WHAT YOU HAVE TO DO: Find the word "this" in the listing; pull out each line holding it.

::::

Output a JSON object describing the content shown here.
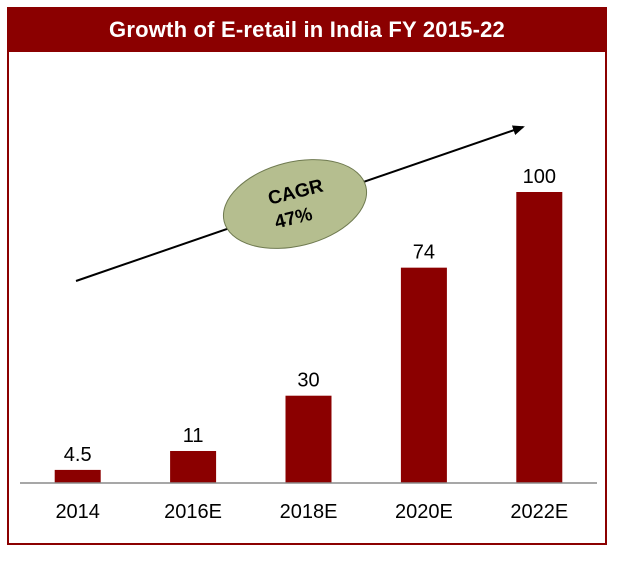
{
  "chart_data": {
    "type": "bar",
    "title": "Growth of E-retail in India FY 2015-22",
    "categories": [
      "2014",
      "2016E",
      "2018E",
      "2020E",
      "2022E"
    ],
    "values": [
      4.5,
      11,
      30,
      74,
      100
    ],
    "value_labels": [
      "4.5",
      "11",
      "30",
      "74",
      "100"
    ],
    "ylim": [
      0,
      100
    ],
    "grid": false,
    "legend": "none",
    "annotation": {
      "line1": "CAGR",
      "line2": "47%"
    },
    "colors": {
      "bar": "#8b0000",
      "banner": "#8b0000",
      "ellipse": "#b5be8f",
      "arrow": "#000000"
    }
  }
}
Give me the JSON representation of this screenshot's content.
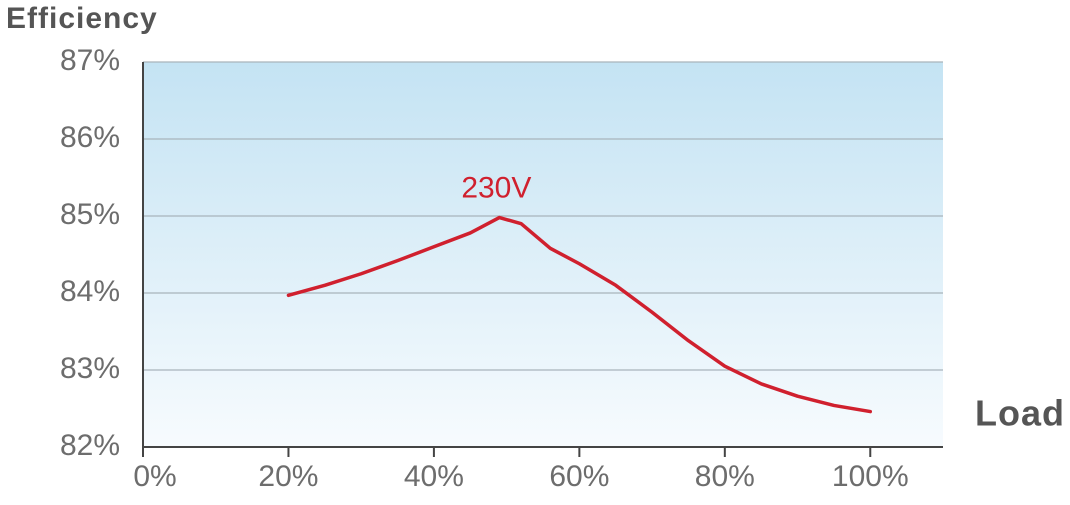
{
  "chart_data": {
    "type": "line",
    "y_label": "Efficiency",
    "x_label": "Load",
    "x": [
      20,
      25,
      30,
      35,
      40,
      45,
      49,
      52,
      56,
      60,
      65,
      70,
      75,
      80,
      85,
      90,
      95,
      100
    ],
    "series": [
      {
        "name": "230V",
        "color": "#d0202e",
        "values": [
          83.97,
          84.1,
          84.25,
          84.42,
          84.6,
          84.78,
          84.98,
          84.9,
          84.58,
          84.38,
          84.1,
          83.75,
          83.38,
          83.05,
          82.82,
          82.66,
          82.54,
          82.46
        ]
      }
    ],
    "xlim": [
      0,
      110
    ],
    "xticks": [
      {
        "value": 0,
        "label": "0%"
      },
      {
        "value": 20,
        "label": "20%"
      },
      {
        "value": 40,
        "label": "40%"
      },
      {
        "value": 60,
        "label": "60%"
      },
      {
        "value": 80,
        "label": "80%"
      },
      {
        "value": 100,
        "label": "100%"
      }
    ],
    "ylim": [
      82,
      87
    ],
    "yticks": [
      {
        "value": 82,
        "label": "82%"
      },
      {
        "value": 83,
        "label": "83%"
      },
      {
        "value": 84,
        "label": "84%"
      },
      {
        "value": 85,
        "label": "85%"
      },
      {
        "value": 86,
        "label": "86%"
      },
      {
        "value": 87,
        "label": "87%"
      }
    ],
    "grid": true
  }
}
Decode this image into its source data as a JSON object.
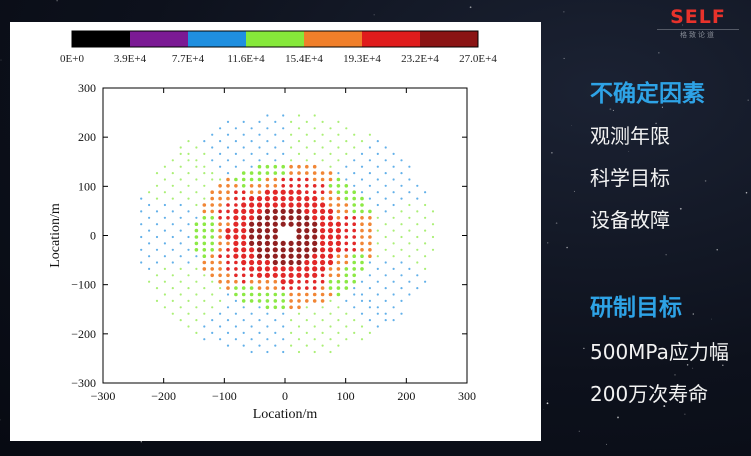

::::

SOLUTION TO THE EXERCISE:
Give me the JSON representation of this screenshot's content.
Decode this image into its source data as a JSON object.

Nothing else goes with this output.